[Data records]
------------------------------------------------------------

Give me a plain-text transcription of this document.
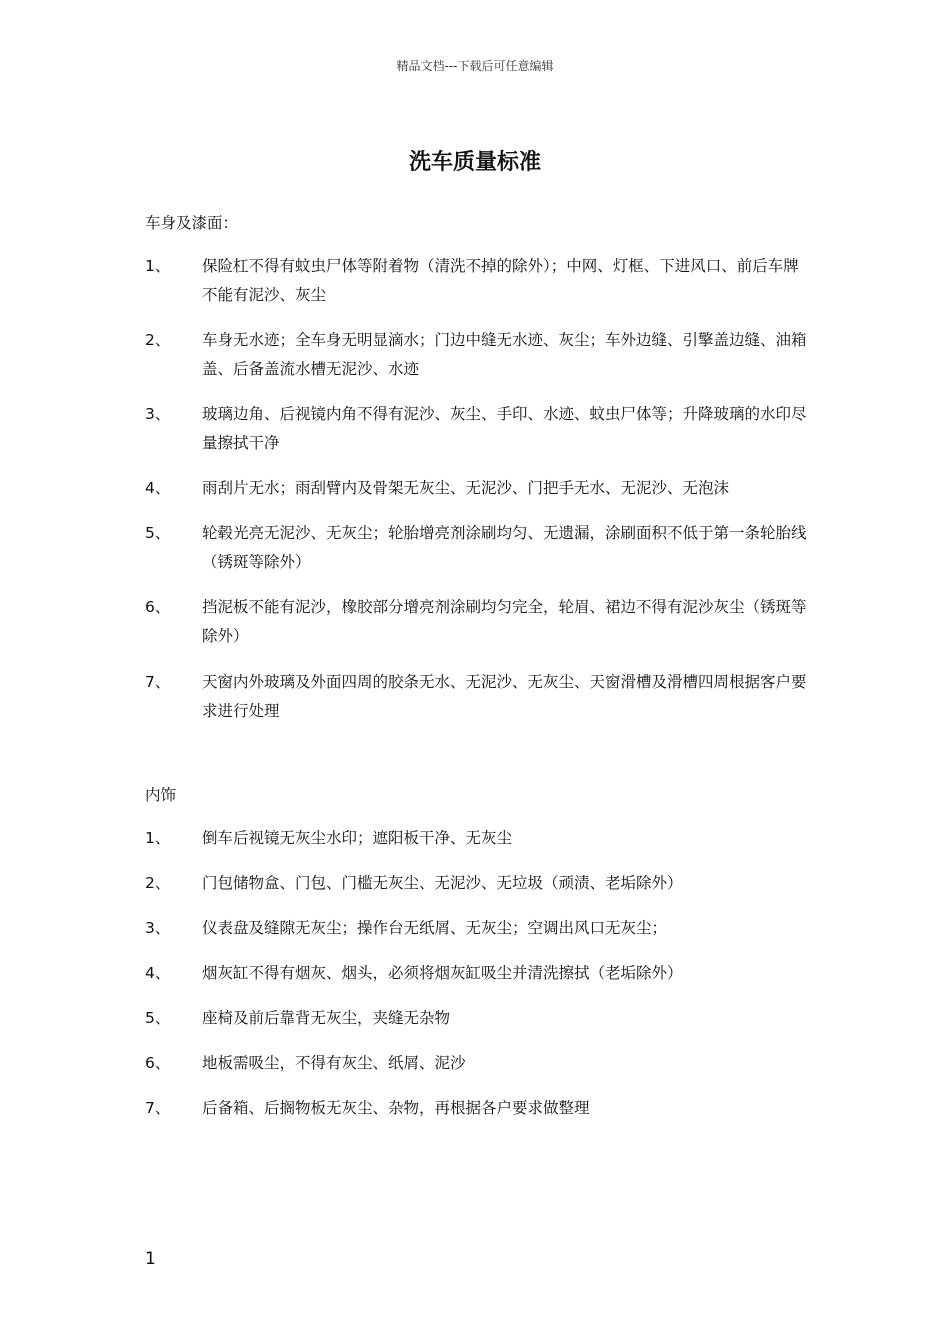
精品文档---下载后可任意编辑
洗车质量标准
车身及漆面：
1、	保险杠不得有蚊虫尸体等附着物（清洗不掉的除外）；中网、灯框、下进风口、前后车牌不能有泥沙、灰尘
2、	车身无水迹；全车身无明显滴水；门边中缝无水迹、灰尘；车外边缝、引擎盖边缝、油箱盖、后备盖流水槽无泥沙、水迹
3、	玻璃边角、后视镜内角不得有泥沙、灰尘、手印、水迹、蚊虫尸体等；升降玻璃的水印尽量擦拭干净
4、	雨刮片无水；雨刮臂内及骨架无灰尘、无泥沙、门把手无水、无泥沙、无泡沫
5、	轮毂光亮无泥沙、无灰尘；轮胎增亮剂涂刷均匀、无遗漏，涂刷面积不低于第一条轮胎线（锈斑等除外）
6、	挡泥板不能有泥沙，橡胶部分增亮剂涂刷均匀完全，轮眉、裙边不得有泥沙灰尘（锈斑等除外）
7、	天窗内外玻璃及外面四周的胶条无水、无泥沙、无灰尘、天窗滑槽及滑槽四周根据客户要求进行处理
内饰
1、	倒车后视镜无灰尘水印；遮阳板干净、无灰尘
2、	门包储物盒、门包、门槛无灰尘、无泥沙、无垃圾（顽渍、老垢除外）
3、	仪表盘及缝隙无灰尘；操作台无纸屑、无灰尘；空调出风口无灰尘；
4、	烟灰缸不得有烟灰、烟头，必须将烟灰缸吸尘并清洗擦拭（老垢除外）
5、	座椅及前后靠背无灰尘，夹缝无杂物
6、	地板需吸尘，不得有灰尘、纸屑、泥沙
7、	后备箱、后搁物板无灰尘、杂物，再根据各户要求做整理
1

------------------------------------------------------------

* Aim of the task *
Pictures are to be left out; all else in the entries above is to be quoted exactly.

* Exercise answer *
Give me a plain-text transcription of this document.
精品文档---下载后可任意编辑
洗车质量标准
车身及漆面：
1、	保险杠不得有蚊虫尸体等附着物（清洗不掉的除外）；中网、灯框、下进风口、前后车牌不能有泥沙、灰尘
2、	车身无水迹；全车身无明显滴水；门边中缝无水迹、灰尘；车外边缝、引擎盖边缝、油箱盖、后备盖流水槽无泥沙、水迹
3、	玻璃边角、后视镜内角不得有泥沙、灰尘、手印、水迹、蚊虫尸体等；升降玻璃的水印尽量擦拭干净
4、	雨刮片无水；雨刮臂内及骨架无灰尘、无泥沙、门把手无水、无泥沙、无泡沫
5、	轮毂光亮无泥沙、无灰尘；轮胎增亮剂涂刷均匀、无遗漏，涂刷面积不低于第一条轮胎线（锈斑等除外）
6、	挡泥板不能有泥沙，橡胶部分增亮剂涂刷均匀完全，轮眉、裙边不得有泥沙灰尘（锈斑等除外）
7、	天窗内外玻璃及外面四周的胶条无水、无泥沙、无灰尘、天窗滑槽及滑槽四周根据客户要求进行处理
内饰
1、	倒车后视镜无灰尘水印；遮阳板干净、无灰尘
2、	门包储物盒、门包、门槛无灰尘、无泥沙、无垃圾（顽渍、老垢除外）
3、	仪表盘及缝隙无灰尘；操作台无纸屑、无灰尘；空调出风口无灰尘；
4、	烟灰缸不得有烟灰、烟头，必须将烟灰缸吸尘并清洗擦拭（老垢除外）
5、	座椅及前后靠背无灰尘，夹缝无杂物
6、	地板需吸尘，不得有灰尘、纸屑、泥沙
7、	后备箱、后搁物板无灰尘、杂物，再根据各户要求做整理
1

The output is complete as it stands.